SHORT TASK: Please give the entries again in full and exactly, without any picture.

PROVIDED ENTRIES:

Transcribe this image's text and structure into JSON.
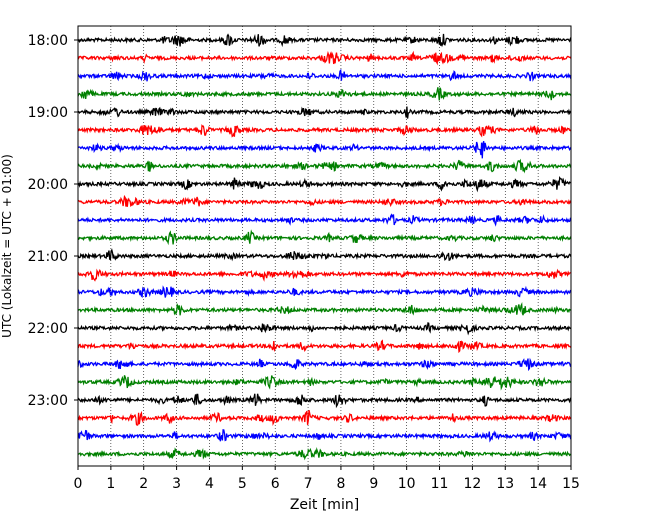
{
  "chart_data": {
    "type": "line",
    "title": "",
    "xlabel": "Zeit  [min]",
    "ylabel": "UTC (Lokalzeit = UTC + 01:00)",
    "xlim": [
      0,
      15
    ],
    "x_ticks": [
      "0",
      "1",
      "2",
      "3",
      "4",
      "5",
      "6",
      "7",
      "8",
      "9",
      "10",
      "11",
      "12",
      "13",
      "14",
      "15"
    ],
    "y_tick_labels": [
      "18:00",
      "19:00",
      "20:00",
      "21:00",
      "22:00",
      "23:00"
    ],
    "grid": "vertical dotted at each minute",
    "trace_interval_min": 15,
    "trace_colors": [
      "#000000",
      "#ff0000",
      "#0000ff",
      "#008000"
    ],
    "series": [
      {
        "start": "18:00",
        "color": "#000000"
      },
      {
        "start": "18:15",
        "color": "#ff0000"
      },
      {
        "start": "18:30",
        "color": "#0000ff"
      },
      {
        "start": "18:45",
        "color": "#008000"
      },
      {
        "start": "19:00",
        "color": "#000000"
      },
      {
        "start": "19:15",
        "color": "#ff0000"
      },
      {
        "start": "19:30",
        "color": "#0000ff"
      },
      {
        "start": "19:45",
        "color": "#008000"
      },
      {
        "start": "20:00",
        "color": "#000000"
      },
      {
        "start": "20:15",
        "color": "#ff0000"
      },
      {
        "start": "20:30",
        "color": "#0000ff"
      },
      {
        "start": "20:45",
        "color": "#008000"
      },
      {
        "start": "21:00",
        "color": "#000000"
      },
      {
        "start": "21:15",
        "color": "#ff0000"
      },
      {
        "start": "21:30",
        "color": "#0000ff"
      },
      {
        "start": "21:45",
        "color": "#008000"
      },
      {
        "start": "22:00",
        "color": "#000000"
      },
      {
        "start": "22:15",
        "color": "#ff0000"
      },
      {
        "start": "22:30",
        "color": "#0000ff"
      },
      {
        "start": "22:45",
        "color": "#008000"
      },
      {
        "start": "23:00",
        "color": "#000000"
      },
      {
        "start": "23:15",
        "color": "#ff0000"
      },
      {
        "start": "23:30",
        "color": "#0000ff"
      },
      {
        "start": "23:45",
        "color": "#008000"
      }
    ]
  }
}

RESULT BELOW:
Transcribe this image's text and structure into JSON.
{
  "chart_data": {
    "type": "line",
    "title": "",
    "xlabel": "Zeit  [min]",
    "ylabel": "UTC (Lokalzeit = UTC + 01:00)",
    "xlim": [
      0,
      15
    ],
    "x_ticks": [
      "0",
      "1",
      "2",
      "3",
      "4",
      "5",
      "6",
      "7",
      "8",
      "9",
      "10",
      "11",
      "12",
      "13",
      "14",
      "15"
    ],
    "y_tick_labels": [
      "18:00",
      "19:00",
      "20:00",
      "21:00",
      "22:00",
      "23:00"
    ],
    "grid": "vertical dotted at each minute",
    "trace_interval_min": 15,
    "trace_colors": [
      "#000000",
      "#ff0000",
      "#0000ff",
      "#008000"
    ],
    "series": [
      {
        "start": "18:00",
        "color": "#000000"
      },
      {
        "start": "18:15",
        "color": "#ff0000"
      },
      {
        "start": "18:30",
        "color": "#0000ff"
      },
      {
        "start": "18:45",
        "color": "#008000"
      },
      {
        "start": "19:00",
        "color": "#000000"
      },
      {
        "start": "19:15",
        "color": "#ff0000"
      },
      {
        "start": "19:30",
        "color": "#0000ff"
      },
      {
        "start": "19:45",
        "color": "#008000"
      },
      {
        "start": "20:00",
        "color": "#000000"
      },
      {
        "start": "20:15",
        "color": "#ff0000"
      },
      {
        "start": "20:30",
        "color": "#0000ff"
      },
      {
        "start": "20:45",
        "color": "#008000"
      },
      {
        "start": "21:00",
        "color": "#000000"
      },
      {
        "start": "21:15",
        "color": "#ff0000"
      },
      {
        "start": "21:30",
        "color": "#0000ff"
      },
      {
        "start": "21:45",
        "color": "#008000"
      },
      {
        "start": "22:00",
        "color": "#000000"
      },
      {
        "start": "22:15",
        "color": "#ff0000"
      },
      {
        "start": "22:30",
        "color": "#0000ff"
      },
      {
        "start": "22:45",
        "color": "#008000"
      },
      {
        "start": "23:00",
        "color": "#000000"
      },
      {
        "start": "23:15",
        "color": "#ff0000"
      },
      {
        "start": "23:30",
        "color": "#0000ff"
      },
      {
        "start": "23:45",
        "color": "#008000"
      }
    ]
  }
}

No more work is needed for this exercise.